Requirements
Find each line that has the string "increase" and give the total, with nothing else.

====== Given entries ======

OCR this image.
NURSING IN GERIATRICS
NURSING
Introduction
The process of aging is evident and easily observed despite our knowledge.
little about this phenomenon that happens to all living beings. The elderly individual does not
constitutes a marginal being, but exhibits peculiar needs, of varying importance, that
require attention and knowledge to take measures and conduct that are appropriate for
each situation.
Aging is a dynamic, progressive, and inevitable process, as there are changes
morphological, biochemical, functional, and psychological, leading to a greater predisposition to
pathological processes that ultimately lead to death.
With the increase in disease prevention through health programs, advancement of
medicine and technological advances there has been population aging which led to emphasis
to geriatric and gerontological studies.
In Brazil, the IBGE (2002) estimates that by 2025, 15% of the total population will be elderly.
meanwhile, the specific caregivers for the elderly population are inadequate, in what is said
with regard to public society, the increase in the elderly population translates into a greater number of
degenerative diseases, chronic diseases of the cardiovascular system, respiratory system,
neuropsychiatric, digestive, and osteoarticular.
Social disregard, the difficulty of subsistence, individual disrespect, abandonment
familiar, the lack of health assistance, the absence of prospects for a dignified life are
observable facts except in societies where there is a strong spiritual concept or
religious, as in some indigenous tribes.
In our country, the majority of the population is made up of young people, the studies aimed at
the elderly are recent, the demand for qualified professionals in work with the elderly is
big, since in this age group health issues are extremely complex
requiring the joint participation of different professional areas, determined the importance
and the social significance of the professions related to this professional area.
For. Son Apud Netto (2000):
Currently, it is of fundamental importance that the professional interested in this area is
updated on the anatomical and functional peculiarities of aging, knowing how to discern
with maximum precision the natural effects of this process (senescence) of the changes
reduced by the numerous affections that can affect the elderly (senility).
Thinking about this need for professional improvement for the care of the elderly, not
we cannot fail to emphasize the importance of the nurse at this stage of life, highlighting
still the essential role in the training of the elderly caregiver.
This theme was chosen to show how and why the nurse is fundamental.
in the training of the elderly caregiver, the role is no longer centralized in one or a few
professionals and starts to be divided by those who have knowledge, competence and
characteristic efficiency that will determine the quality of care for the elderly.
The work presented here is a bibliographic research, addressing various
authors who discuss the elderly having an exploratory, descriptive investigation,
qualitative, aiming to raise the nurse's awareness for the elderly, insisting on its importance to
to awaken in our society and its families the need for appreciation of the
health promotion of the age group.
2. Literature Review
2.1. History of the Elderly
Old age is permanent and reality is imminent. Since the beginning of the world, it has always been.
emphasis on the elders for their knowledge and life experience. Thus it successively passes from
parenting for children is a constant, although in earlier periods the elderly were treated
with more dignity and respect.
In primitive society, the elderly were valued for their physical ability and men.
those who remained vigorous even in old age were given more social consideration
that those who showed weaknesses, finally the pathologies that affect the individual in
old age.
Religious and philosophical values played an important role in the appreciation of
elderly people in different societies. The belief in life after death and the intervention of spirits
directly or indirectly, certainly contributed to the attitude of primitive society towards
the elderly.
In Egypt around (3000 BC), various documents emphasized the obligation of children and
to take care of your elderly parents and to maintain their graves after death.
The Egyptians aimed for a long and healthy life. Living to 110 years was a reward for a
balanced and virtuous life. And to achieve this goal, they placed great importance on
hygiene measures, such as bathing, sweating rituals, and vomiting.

======

Solution to the exercise
2